▶ **TASK DIRECTIONS**
Exactly reproduce each record listed below.

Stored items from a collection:
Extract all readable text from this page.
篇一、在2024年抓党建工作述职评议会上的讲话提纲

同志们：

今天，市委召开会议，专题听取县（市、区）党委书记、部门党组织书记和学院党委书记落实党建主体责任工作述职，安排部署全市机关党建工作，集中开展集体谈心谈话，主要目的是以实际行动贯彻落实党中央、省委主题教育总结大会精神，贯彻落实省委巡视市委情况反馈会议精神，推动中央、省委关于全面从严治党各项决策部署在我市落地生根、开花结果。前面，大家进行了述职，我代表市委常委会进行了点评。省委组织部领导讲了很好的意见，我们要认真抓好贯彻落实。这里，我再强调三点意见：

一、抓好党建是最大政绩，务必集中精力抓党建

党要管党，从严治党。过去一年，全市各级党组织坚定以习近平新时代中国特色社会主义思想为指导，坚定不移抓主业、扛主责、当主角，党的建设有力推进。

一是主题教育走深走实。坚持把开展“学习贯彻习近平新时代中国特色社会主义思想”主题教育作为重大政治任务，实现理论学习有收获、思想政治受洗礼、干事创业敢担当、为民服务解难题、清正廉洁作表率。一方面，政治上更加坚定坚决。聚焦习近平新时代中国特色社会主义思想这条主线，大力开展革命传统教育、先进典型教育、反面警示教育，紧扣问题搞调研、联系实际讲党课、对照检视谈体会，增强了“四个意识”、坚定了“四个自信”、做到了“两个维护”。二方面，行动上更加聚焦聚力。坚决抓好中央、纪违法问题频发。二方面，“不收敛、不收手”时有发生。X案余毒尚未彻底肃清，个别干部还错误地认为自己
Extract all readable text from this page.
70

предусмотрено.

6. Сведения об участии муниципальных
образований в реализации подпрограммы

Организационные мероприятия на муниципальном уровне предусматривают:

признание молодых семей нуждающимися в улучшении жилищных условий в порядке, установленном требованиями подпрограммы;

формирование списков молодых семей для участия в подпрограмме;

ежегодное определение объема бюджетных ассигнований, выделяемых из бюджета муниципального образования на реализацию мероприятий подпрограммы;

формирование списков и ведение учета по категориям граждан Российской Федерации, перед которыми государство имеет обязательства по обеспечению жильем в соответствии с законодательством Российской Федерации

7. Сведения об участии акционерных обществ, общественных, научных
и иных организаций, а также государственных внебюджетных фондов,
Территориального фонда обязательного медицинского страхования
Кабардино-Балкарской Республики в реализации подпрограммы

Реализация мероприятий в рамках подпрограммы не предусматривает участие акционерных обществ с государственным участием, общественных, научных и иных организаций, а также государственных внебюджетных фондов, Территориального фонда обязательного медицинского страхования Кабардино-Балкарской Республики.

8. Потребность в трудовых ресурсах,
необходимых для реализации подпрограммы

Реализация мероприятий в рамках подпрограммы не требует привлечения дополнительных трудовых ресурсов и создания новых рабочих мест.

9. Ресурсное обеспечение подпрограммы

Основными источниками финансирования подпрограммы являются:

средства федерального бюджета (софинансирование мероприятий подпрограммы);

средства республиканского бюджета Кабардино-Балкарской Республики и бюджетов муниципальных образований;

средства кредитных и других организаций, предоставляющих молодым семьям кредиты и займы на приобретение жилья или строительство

▶ **WORKED SOLUTION**
Extract all readable text from this page.
篇一、在2024年抓党建工作述职评议会上的讲话提纲

同志们：

今天，市委召开会议，专题听取县（市、区）党委书记、部门党组织书记和学院党委书记落实党建主体责任工作述职，安排部署全市机关党建工作，集中开展集体谈心谈话，主要目的是以实际行动贯彻落实党中央、省委主题教育总结大会精神，贯彻落实省委巡视市委情况反馈会议精神，推动中央、省委关于全面从严治党各项决策部署在我市落地生根、开花结果。前面，大家进行了述职，我代表市委常委会进行了点评。省委组织部领导讲了很好的意见，我们要认真抓好贯彻落实。这里，我再强调三点意见：

一、抓好党建是最大政绩，务必集中精力抓党建

党要管党，从严治党。过去一年，全市各级党组织坚定以习近平新时代中国特色社会主义思想为指导，坚定不移抓主业、扛主责、当主角，党的建设有力推进。

一是主题教育走深走实。坚持把开展“学习贯彻习近平新时代中国特色社会主义思想”主题教育作为重大政治任务，实现理论学习有收获、思想政治受洗礼、干事创业敢担当、为民服务解难题、清正廉洁作表率。一方面，政治上更加坚定坚决。聚焦习近平新时代中国特色社会主义思想这条主线，大力开展革命传统教育、先进典型教育、反面警示教育，紧扣问题搞调研、联系实际讲党课、对照检视谈体会，增强了“四个意识”、坚定了“四个自信”、做到了“两个维护”。二方面，行动上更加聚焦聚力。坚决抓好中央、纪违法问题频发。二方面，“不收敛、不收手”时有发生。X案余毒尚未彻底肃清，个别干部还错误地认为自己
Extract all readable text from this page.
70

предусмотрено.

6. Сведения об участии муниципальных
образований в реализации подпрограммы

Организационные мероприятия на муниципальном уровне предусматривают:

признание молодых семей нуждающимися в улучшении жилищных условий в порядке, установленном требованиями подпрограммы;

формирование списков молодых семей для участия в подпрограмме;

ежегодное определение объема бюджетных ассигнований, выделяемых из бюджета муниципального образования на реализацию мероприятий подпрограммы;

формирование списков и ведение учета по категориям граждан Российской Федерации, перед которыми государство имеет обязательства по обеспечению жильем в соответствии с законодательством Российской Федерации

7. Сведения об участии акционерных обществ, общественных, научных
и иных организаций, а также государственных внебюджетных фондов,
Территориального фонда обязательного медицинского страхования
Кабардино-Балкарской Республики в реализации подпрограммы

Реализация мероприятий в рамках подпрограммы не предусматривает участие акционерных обществ с государственным участием, общественных, научных и иных организаций, а также государственных внебюджетных фондов, Территориального фонда обязательного медицинского страхования Кабардино-Балкарской Республики.

8. Потребность в трудовых ресурсах,
необходимых для реализации подпрограммы

Реализация мероприятий в рамках подпрограммы не требует привлечения дополнительных трудовых ресурсов и создания новых рабочих мест.

9. Ресурсное обеспечение подпрограммы

Основными источниками финансирования подпрограммы являются:

средства федерального бюджета (софинансирование мероприятий подпрограммы);

средства республиканского бюджета Кабардино-Балкарской Республики и бюджетов муниципальных образований;

средства кредитных и других организаций, предоставляющих молодым семьям кредиты и займы на приобретение жилья или строительство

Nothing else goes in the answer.